- Directions
The entries are to be duplicated exactly, though any picture in them must be omitted.

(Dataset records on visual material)
※

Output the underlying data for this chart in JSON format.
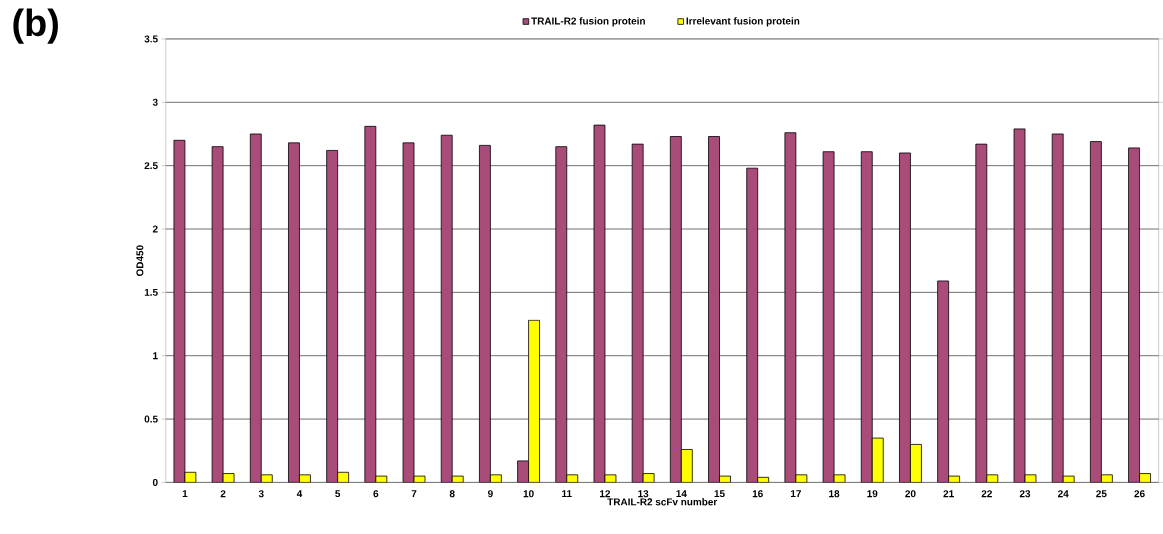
{
  "chart_data": {
    "type": "bar",
    "annotations": [
      "(b)"
    ],
    "xlabel": "TRAIL-R2 scFv number",
    "ylabel": "OD450",
    "categories": [
      "1",
      "2",
      "3",
      "4",
      "5",
      "6",
      "7",
      "8",
      "9",
      "10",
      "11",
      "12",
      "13",
      "14",
      "15",
      "16",
      "17",
      "18",
      "19",
      "20",
      "21",
      "22",
      "23",
      "24",
      "25",
      "26"
    ],
    "series": [
      {
        "name": "TRAIL-R2 fusion protein",
        "color": "#a94c7a",
        "values": [
          2.7,
          2.65,
          2.75,
          2.68,
          2.62,
          2.81,
          2.68,
          2.74,
          2.66,
          0.17,
          2.65,
          2.82,
          2.67,
          2.73,
          2.73,
          2.48,
          2.76,
          2.61,
          2.61,
          2.6,
          1.59,
          2.67,
          2.79,
          2.75,
          2.69,
          2.64
        ]
      },
      {
        "name": "Irrelevant fusion protein",
        "color": "#ffff00",
        "values": [
          0.08,
          0.07,
          0.06,
          0.06,
          0.08,
          0.05,
          0.05,
          0.05,
          0.06,
          1.28,
          0.06,
          0.06,
          0.07,
          0.26,
          0.05,
          0.04,
          0.06,
          0.06,
          0.35,
          0.3,
          0.05,
          0.06,
          0.06,
          0.05,
          0.06,
          0.07
        ]
      }
    ],
    "ylim": [
      0,
      3.5
    ],
    "yticks": [
      0,
      0.5,
      1,
      1.5,
      2,
      2.5,
      3,
      3.5
    ],
    "grid": "y",
    "legend": "top"
  }
}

※

- Answer to this task
Output the underlying data for this chart in JSON format.
{
  "chart_data": {
    "type": "bar",
    "annotations": [
      "(b)"
    ],
    "xlabel": "TRAIL-R2 scFv number",
    "ylabel": "OD450",
    "categories": [
      "1",
      "2",
      "3",
      "4",
      "5",
      "6",
      "7",
      "8",
      "9",
      "10",
      "11",
      "12",
      "13",
      "14",
      "15",
      "16",
      "17",
      "18",
      "19",
      "20",
      "21",
      "22",
      "23",
      "24",
      "25",
      "26"
    ],
    "series": [
      {
        "name": "TRAIL-R2 fusion protein",
        "color": "#a94c7a",
        "values": [
          2.7,
          2.65,
          2.75,
          2.68,
          2.62,
          2.81,
          2.68,
          2.74,
          2.66,
          0.17,
          2.65,
          2.82,
          2.67,
          2.73,
          2.73,
          2.48,
          2.76,
          2.61,
          2.61,
          2.6,
          1.59,
          2.67,
          2.79,
          2.75,
          2.69,
          2.64
        ]
      },
      {
        "name": "Irrelevant fusion protein",
        "color": "#ffff00",
        "values": [
          0.08,
          0.07,
          0.06,
          0.06,
          0.08,
          0.05,
          0.05,
          0.05,
          0.06,
          1.28,
          0.06,
          0.06,
          0.07,
          0.26,
          0.05,
          0.04,
          0.06,
          0.06,
          0.35,
          0.3,
          0.05,
          0.06,
          0.06,
          0.05,
          0.06,
          0.07
        ]
      }
    ],
    "ylim": [
      0,
      3.5
    ],
    "yticks": [
      0,
      0.5,
      1,
      1.5,
      2,
      2.5,
      3,
      3.5
    ],
    "grid": "y",
    "legend": "top"
  }
}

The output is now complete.